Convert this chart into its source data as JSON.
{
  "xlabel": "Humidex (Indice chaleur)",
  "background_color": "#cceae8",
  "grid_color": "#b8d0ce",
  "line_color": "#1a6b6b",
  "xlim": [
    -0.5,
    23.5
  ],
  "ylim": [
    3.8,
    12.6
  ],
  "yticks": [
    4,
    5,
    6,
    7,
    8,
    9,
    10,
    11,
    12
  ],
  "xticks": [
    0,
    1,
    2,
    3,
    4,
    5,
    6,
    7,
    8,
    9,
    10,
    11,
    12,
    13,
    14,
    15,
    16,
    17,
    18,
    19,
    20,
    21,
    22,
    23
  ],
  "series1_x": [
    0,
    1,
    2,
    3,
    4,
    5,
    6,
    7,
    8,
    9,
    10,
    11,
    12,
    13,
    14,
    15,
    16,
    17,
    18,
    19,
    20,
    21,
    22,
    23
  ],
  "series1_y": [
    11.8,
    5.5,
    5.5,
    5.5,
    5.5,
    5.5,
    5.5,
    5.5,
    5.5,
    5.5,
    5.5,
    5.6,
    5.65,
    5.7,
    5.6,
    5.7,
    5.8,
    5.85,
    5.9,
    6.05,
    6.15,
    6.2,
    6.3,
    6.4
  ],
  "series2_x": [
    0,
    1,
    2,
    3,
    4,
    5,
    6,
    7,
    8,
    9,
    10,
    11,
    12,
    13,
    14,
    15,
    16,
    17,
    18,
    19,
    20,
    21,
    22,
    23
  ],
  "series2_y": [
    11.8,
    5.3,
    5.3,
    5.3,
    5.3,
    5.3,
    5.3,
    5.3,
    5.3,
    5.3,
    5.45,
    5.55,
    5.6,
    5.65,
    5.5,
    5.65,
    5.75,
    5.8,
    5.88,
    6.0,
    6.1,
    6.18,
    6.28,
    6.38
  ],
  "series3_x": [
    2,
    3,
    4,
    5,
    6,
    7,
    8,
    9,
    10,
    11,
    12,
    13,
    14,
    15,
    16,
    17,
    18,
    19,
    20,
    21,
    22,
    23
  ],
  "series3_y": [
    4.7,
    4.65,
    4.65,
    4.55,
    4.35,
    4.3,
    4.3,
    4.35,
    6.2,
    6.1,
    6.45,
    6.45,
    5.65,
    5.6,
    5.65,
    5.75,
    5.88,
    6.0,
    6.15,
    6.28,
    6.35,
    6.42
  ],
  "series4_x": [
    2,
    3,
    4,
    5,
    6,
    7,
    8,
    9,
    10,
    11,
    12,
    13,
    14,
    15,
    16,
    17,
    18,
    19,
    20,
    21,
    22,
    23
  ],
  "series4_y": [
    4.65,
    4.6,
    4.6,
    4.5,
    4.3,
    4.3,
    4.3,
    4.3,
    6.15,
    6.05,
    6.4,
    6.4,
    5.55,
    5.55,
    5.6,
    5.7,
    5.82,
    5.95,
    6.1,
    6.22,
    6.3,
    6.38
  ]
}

* Exercise task
Reproduce the listing in full. Keep it exactly as written.

* Answer to this task
Convert this chart into its source data as JSON.
{
  "xlabel": "Humidex (Indice chaleur)",
  "background_color": "#cceae8",
  "grid_color": "#b8d0ce",
  "line_color": "#1a6b6b",
  "xlim": [
    -0.5,
    23.5
  ],
  "ylim": [
    3.8,
    12.6
  ],
  "yticks": [
    4,
    5,
    6,
    7,
    8,
    9,
    10,
    11,
    12
  ],
  "xticks": [
    0,
    1,
    2,
    3,
    4,
    5,
    6,
    7,
    8,
    9,
    10,
    11,
    12,
    13,
    14,
    15,
    16,
    17,
    18,
    19,
    20,
    21,
    22,
    23
  ],
  "series1_x": [
    0,
    1,
    2,
    3,
    4,
    5,
    6,
    7,
    8,
    9,
    10,
    11,
    12,
    13,
    14,
    15,
    16,
    17,
    18,
    19,
    20,
    21,
    22,
    23
  ],
  "series1_y": [
    11.8,
    5.5,
    5.5,
    5.5,
    5.5,
    5.5,
    5.5,
    5.5,
    5.5,
    5.5,
    5.5,
    5.6,
    5.65,
    5.7,
    5.6,
    5.7,
    5.8,
    5.85,
    5.9,
    6.05,
    6.15,
    6.2,
    6.3,
    6.4
  ],
  "series2_x": [
    0,
    1,
    2,
    3,
    4,
    5,
    6,
    7,
    8,
    9,
    10,
    11,
    12,
    13,
    14,
    15,
    16,
    17,
    18,
    19,
    20,
    21,
    22,
    23
  ],
  "series2_y": [
    11.8,
    5.3,
    5.3,
    5.3,
    5.3,
    5.3,
    5.3,
    5.3,
    5.3,
    5.3,
    5.45,
    5.55,
    5.6,
    5.65,
    5.5,
    5.65,
    5.75,
    5.8,
    5.88,
    6.0,
    6.1,
    6.18,
    6.28,
    6.38
  ],
  "series3_x": [
    2,
    3,
    4,
    5,
    6,
    7,
    8,
    9,
    10,
    11,
    12,
    13,
    14,
    15,
    16,
    17,
    18,
    19,
    20,
    21,
    22,
    23
  ],
  "series3_y": [
    4.7,
    4.65,
    4.65,
    4.55,
    4.35,
    4.3,
    4.3,
    4.35,
    6.2,
    6.1,
    6.45,
    6.45,
    5.65,
    5.6,
    5.65,
    5.75,
    5.88,
    6.0,
    6.15,
    6.28,
    6.35,
    6.42
  ],
  "series4_x": [
    2,
    3,
    4,
    5,
    6,
    7,
    8,
    9,
    10,
    11,
    12,
    13,
    14,
    15,
    16,
    17,
    18,
    19,
    20,
    21,
    22,
    23
  ],
  "series4_y": [
    4.65,
    4.6,
    4.6,
    4.5,
    4.3,
    4.3,
    4.3,
    4.3,
    6.15,
    6.05,
    6.4,
    6.4,
    5.55,
    5.55,
    5.6,
    5.7,
    5.82,
    5.95,
    6.1,
    6.22,
    6.3,
    6.38
  ]
}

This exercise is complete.